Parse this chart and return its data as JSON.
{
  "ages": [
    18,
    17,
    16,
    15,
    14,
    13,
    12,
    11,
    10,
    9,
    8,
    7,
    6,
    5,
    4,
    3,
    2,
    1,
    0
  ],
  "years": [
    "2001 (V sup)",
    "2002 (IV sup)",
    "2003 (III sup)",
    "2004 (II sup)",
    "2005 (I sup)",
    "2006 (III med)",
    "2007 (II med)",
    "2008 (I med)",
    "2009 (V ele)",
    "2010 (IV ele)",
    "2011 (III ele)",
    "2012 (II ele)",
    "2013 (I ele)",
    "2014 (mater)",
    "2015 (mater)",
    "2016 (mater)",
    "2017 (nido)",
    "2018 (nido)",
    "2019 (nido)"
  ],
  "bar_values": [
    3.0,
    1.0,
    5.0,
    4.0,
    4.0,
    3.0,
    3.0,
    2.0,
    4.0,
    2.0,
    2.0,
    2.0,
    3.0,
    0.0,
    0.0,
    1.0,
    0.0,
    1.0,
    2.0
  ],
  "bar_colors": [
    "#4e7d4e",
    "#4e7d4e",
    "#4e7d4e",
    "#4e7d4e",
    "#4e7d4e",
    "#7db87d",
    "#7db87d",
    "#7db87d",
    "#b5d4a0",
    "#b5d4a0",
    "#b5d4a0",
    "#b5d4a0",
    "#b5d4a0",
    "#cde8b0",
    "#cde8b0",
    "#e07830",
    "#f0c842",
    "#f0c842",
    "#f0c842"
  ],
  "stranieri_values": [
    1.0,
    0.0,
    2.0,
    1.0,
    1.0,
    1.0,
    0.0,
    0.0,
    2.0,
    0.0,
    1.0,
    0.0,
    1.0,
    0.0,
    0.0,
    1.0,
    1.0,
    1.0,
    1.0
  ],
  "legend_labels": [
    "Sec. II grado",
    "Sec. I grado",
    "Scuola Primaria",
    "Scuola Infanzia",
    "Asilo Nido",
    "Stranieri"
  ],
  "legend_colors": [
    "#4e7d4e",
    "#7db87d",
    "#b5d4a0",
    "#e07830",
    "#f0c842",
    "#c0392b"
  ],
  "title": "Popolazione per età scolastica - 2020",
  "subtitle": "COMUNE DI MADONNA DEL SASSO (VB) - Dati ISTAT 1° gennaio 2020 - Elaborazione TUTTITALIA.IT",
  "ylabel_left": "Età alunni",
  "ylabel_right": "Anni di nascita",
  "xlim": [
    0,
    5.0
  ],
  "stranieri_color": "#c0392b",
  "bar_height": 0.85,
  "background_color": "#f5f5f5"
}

● ● ● ● ● ● ●

Each record above must be given again exactly.

Result for this task:
Parse this chart and return its data as JSON.
{
  "ages": [
    18,
    17,
    16,
    15,
    14,
    13,
    12,
    11,
    10,
    9,
    8,
    7,
    6,
    5,
    4,
    3,
    2,
    1,
    0
  ],
  "years": [
    "2001 (V sup)",
    "2002 (IV sup)",
    "2003 (III sup)",
    "2004 (II sup)",
    "2005 (I sup)",
    "2006 (III med)",
    "2007 (II med)",
    "2008 (I med)",
    "2009 (V ele)",
    "2010 (IV ele)",
    "2011 (III ele)",
    "2012 (II ele)",
    "2013 (I ele)",
    "2014 (mater)",
    "2015 (mater)",
    "2016 (mater)",
    "2017 (nido)",
    "2018 (nido)",
    "2019 (nido)"
  ],
  "bar_values": [
    3.0,
    1.0,
    5.0,
    4.0,
    4.0,
    3.0,
    3.0,
    2.0,
    4.0,
    2.0,
    2.0,
    2.0,
    3.0,
    0.0,
    0.0,
    1.0,
    0.0,
    1.0,
    2.0
  ],
  "bar_colors": [
    "#4e7d4e",
    "#4e7d4e",
    "#4e7d4e",
    "#4e7d4e",
    "#4e7d4e",
    "#7db87d",
    "#7db87d",
    "#7db87d",
    "#b5d4a0",
    "#b5d4a0",
    "#b5d4a0",
    "#b5d4a0",
    "#b5d4a0",
    "#cde8b0",
    "#cde8b0",
    "#e07830",
    "#f0c842",
    "#f0c842",
    "#f0c842"
  ],
  "stranieri_values": [
    1.0,
    0.0,
    2.0,
    1.0,
    1.0,
    1.0,
    0.0,
    0.0,
    2.0,
    0.0,
    1.0,
    0.0,
    1.0,
    0.0,
    0.0,
    1.0,
    1.0,
    1.0,
    1.0
  ],
  "legend_labels": [
    "Sec. II grado",
    "Sec. I grado",
    "Scuola Primaria",
    "Scuola Infanzia",
    "Asilo Nido",
    "Stranieri"
  ],
  "legend_colors": [
    "#4e7d4e",
    "#7db87d",
    "#b5d4a0",
    "#e07830",
    "#f0c842",
    "#c0392b"
  ],
  "title": "Popolazione per età scolastica - 2020",
  "subtitle": "COMUNE DI MADONNA DEL SASSO (VB) - Dati ISTAT 1° gennaio 2020 - Elaborazione TUTTITALIA.IT",
  "ylabel_left": "Età alunni",
  "ylabel_right": "Anni di nascita",
  "xlim": [
    0,
    5.0
  ],
  "stranieri_color": "#c0392b",
  "bar_height": 0.85,
  "background_color": "#f5f5f5"
}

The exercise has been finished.